▶ What the task requires
Print each of the entries exactly, leaving nothing out.

▶ Supplied information
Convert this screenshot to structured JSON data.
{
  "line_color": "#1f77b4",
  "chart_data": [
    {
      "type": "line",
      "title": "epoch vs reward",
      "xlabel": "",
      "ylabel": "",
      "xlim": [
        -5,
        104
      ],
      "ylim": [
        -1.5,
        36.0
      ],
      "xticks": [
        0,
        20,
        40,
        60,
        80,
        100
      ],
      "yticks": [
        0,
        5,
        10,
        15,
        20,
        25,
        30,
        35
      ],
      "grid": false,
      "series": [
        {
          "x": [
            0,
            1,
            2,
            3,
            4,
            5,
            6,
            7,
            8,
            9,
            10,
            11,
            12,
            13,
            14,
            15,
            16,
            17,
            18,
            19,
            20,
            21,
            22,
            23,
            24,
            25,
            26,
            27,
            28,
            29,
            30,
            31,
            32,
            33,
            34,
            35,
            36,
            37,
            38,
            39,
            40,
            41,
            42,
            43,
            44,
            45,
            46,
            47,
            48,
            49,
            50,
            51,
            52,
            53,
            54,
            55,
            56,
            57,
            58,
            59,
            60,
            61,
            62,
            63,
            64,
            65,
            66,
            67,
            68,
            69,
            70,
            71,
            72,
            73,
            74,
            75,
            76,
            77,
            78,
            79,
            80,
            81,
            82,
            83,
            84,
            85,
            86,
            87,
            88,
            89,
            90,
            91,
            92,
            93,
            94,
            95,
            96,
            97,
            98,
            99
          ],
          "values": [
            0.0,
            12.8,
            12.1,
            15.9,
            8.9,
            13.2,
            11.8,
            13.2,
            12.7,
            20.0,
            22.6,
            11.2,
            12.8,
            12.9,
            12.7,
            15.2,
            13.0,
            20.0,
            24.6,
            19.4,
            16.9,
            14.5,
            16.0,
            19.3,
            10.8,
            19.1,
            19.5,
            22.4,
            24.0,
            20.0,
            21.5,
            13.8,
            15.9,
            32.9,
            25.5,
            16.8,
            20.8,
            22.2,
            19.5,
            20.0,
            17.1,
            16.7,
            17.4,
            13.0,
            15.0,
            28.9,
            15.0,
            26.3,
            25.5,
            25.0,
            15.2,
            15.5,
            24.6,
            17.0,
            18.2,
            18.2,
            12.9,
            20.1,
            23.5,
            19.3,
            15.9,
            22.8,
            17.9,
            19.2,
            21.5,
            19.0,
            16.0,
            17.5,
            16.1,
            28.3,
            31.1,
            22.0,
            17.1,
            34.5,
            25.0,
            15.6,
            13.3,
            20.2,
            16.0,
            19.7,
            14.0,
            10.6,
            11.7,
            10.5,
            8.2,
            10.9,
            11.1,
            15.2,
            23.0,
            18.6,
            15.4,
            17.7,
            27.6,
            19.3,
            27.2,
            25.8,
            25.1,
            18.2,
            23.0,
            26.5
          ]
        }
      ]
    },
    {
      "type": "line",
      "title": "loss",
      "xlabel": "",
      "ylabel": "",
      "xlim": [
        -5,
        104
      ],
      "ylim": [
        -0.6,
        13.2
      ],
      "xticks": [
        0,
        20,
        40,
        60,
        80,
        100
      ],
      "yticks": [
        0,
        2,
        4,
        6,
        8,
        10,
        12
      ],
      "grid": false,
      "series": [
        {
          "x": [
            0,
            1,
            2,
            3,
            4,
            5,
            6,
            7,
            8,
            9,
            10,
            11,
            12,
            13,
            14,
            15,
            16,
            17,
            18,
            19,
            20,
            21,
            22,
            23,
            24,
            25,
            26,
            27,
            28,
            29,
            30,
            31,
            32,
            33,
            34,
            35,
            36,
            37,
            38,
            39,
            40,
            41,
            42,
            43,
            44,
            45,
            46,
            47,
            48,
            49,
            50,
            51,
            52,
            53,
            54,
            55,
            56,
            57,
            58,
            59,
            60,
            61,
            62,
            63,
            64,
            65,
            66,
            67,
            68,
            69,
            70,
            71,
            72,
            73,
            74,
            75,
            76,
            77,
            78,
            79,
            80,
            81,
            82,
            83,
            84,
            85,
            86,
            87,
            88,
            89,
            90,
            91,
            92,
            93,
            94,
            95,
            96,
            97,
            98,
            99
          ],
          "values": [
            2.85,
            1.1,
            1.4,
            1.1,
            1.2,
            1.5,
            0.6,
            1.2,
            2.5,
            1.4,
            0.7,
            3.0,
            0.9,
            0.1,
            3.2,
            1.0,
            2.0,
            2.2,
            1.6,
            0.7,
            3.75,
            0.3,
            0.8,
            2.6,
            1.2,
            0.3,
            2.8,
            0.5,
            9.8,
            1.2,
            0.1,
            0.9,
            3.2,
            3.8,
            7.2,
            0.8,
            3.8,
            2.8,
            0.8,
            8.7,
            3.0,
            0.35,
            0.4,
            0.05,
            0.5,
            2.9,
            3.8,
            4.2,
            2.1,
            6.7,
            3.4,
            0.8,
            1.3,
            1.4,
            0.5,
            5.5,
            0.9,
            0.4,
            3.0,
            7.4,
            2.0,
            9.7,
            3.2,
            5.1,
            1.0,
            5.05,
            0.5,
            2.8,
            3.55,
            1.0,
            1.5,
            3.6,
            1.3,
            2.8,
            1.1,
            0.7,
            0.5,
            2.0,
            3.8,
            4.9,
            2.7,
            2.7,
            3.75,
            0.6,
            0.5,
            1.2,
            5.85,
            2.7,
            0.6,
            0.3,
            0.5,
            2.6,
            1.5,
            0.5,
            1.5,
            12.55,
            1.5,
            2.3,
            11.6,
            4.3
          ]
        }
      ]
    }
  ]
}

▶ Output for this task
Convert this screenshot to structured JSON data.
{
  "line_color": "#1f77b4",
  "chart_data": [
    {
      "type": "line",
      "title": "epoch vs reward",
      "xlabel": "",
      "ylabel": "",
      "xlim": [
        -5,
        104
      ],
      "ylim": [
        -1.5,
        36.0
      ],
      "xticks": [
        0,
        20,
        40,
        60,
        80,
        100
      ],
      "yticks": [
        0,
        5,
        10,
        15,
        20,
        25,
        30,
        35
      ],
      "grid": false,
      "series": [
        {
          "x": [
            0,
            1,
            2,
            3,
            4,
            5,
            6,
            7,
            8,
            9,
            10,
            11,
            12,
            13,
            14,
            15,
            16,
            17,
            18,
            19,
            20,
            21,
            22,
            23,
            24,
            25,
            26,
            27,
            28,
            29,
            30,
            31,
            32,
            33,
            34,
            35,
            36,
            37,
            38,
            39,
            40,
            41,
            42,
            43,
            44,
            45,
            46,
            47,
            48,
            49,
            50,
            51,
            52,
            53,
            54,
            55,
            56,
            57,
            58,
            59,
            60,
            61,
            62,
            63,
            64,
            65,
            66,
            67,
            68,
            69,
            70,
            71,
            72,
            73,
            74,
            75,
            76,
            77,
            78,
            79,
            80,
            81,
            82,
            83,
            84,
            85,
            86,
            87,
            88,
            89,
            90,
            91,
            92,
            93,
            94,
            95,
            96,
            97,
            98,
            99
          ],
          "values": [
            0.0,
            12.8,
            12.1,
            15.9,
            8.9,
            13.2,
            11.8,
            13.2,
            12.7,
            20.0,
            22.6,
            11.2,
            12.8,
            12.9,
            12.7,
            15.2,
            13.0,
            20.0,
            24.6,
            19.4,
            16.9,
            14.5,
            16.0,
            19.3,
            10.8,
            19.1,
            19.5,
            22.4,
            24.0,
            20.0,
            21.5,
            13.8,
            15.9,
            32.9,
            25.5,
            16.8,
            20.8,
            22.2,
            19.5,
            20.0,
            17.1,
            16.7,
            17.4,
            13.0,
            15.0,
            28.9,
            15.0,
            26.3,
            25.5,
            25.0,
            15.2,
            15.5,
            24.6,
            17.0,
            18.2,
            18.2,
            12.9,
            20.1,
            23.5,
            19.3,
            15.9,
            22.8,
            17.9,
            19.2,
            21.5,
            19.0,
            16.0,
            17.5,
            16.1,
            28.3,
            31.1,
            22.0,
            17.1,
            34.5,
            25.0,
            15.6,
            13.3,
            20.2,
            16.0,
            19.7,
            14.0,
            10.6,
            11.7,
            10.5,
            8.2,
            10.9,
            11.1,
            15.2,
            23.0,
            18.6,
            15.4,
            17.7,
            27.6,
            19.3,
            27.2,
            25.8,
            25.1,
            18.2,
            23.0,
            26.5
          ]
        }
      ]
    },
    {
      "type": "line",
      "title": "loss",
      "xlabel": "",
      "ylabel": "",
      "xlim": [
        -5,
        104
      ],
      "ylim": [
        -0.6,
        13.2
      ],
      "xticks": [
        0,
        20,
        40,
        60,
        80,
        100
      ],
      "yticks": [
        0,
        2,
        4,
        6,
        8,
        10,
        12
      ],
      "grid": false,
      "series": [
        {
          "x": [
            0,
            1,
            2,
            3,
            4,
            5,
            6,
            7,
            8,
            9,
            10,
            11,
            12,
            13,
            14,
            15,
            16,
            17,
            18,
            19,
            20,
            21,
            22,
            23,
            24,
            25,
            26,
            27,
            28,
            29,
            30,
            31,
            32,
            33,
            34,
            35,
            36,
            37,
            38,
            39,
            40,
            41,
            42,
            43,
            44,
            45,
            46,
            47,
            48,
            49,
            50,
            51,
            52,
            53,
            54,
            55,
            56,
            57,
            58,
            59,
            60,
            61,
            62,
            63,
            64,
            65,
            66,
            67,
            68,
            69,
            70,
            71,
            72,
            73,
            74,
            75,
            76,
            77,
            78,
            79,
            80,
            81,
            82,
            83,
            84,
            85,
            86,
            87,
            88,
            89,
            90,
            91,
            92,
            93,
            94,
            95,
            96,
            97,
            98,
            99
          ],
          "values": [
            2.85,
            1.1,
            1.4,
            1.1,
            1.2,
            1.5,
            0.6,
            1.2,
            2.5,
            1.4,
            0.7,
            3.0,
            0.9,
            0.1,
            3.2,
            1.0,
            2.0,
            2.2,
            1.6,
            0.7,
            3.75,
            0.3,
            0.8,
            2.6,
            1.2,
            0.3,
            2.8,
            0.5,
            9.8,
            1.2,
            0.1,
            0.9,
            3.2,
            3.8,
            7.2,
            0.8,
            3.8,
            2.8,
            0.8,
            8.7,
            3.0,
            0.35,
            0.4,
            0.05,
            0.5,
            2.9,
            3.8,
            4.2,
            2.1,
            6.7,
            3.4,
            0.8,
            1.3,
            1.4,
            0.5,
            5.5,
            0.9,
            0.4,
            3.0,
            7.4,
            2.0,
            9.7,
            3.2,
            5.1,
            1.0,
            5.05,
            0.5,
            2.8,
            3.55,
            1.0,
            1.5,
            3.6,
            1.3,
            2.8,
            1.1,
            0.7,
            0.5,
            2.0,
            3.8,
            4.9,
            2.7,
            2.7,
            3.75,
            0.6,
            0.5,
            1.2,
            5.85,
            2.7,
            0.6,
            0.3,
            0.5,
            2.6,
            1.5,
            0.5,
            1.5,
            12.55,
            1.5,
            2.3,
            11.6,
            4.3
          ]
        }
      ]
    }
  ]
}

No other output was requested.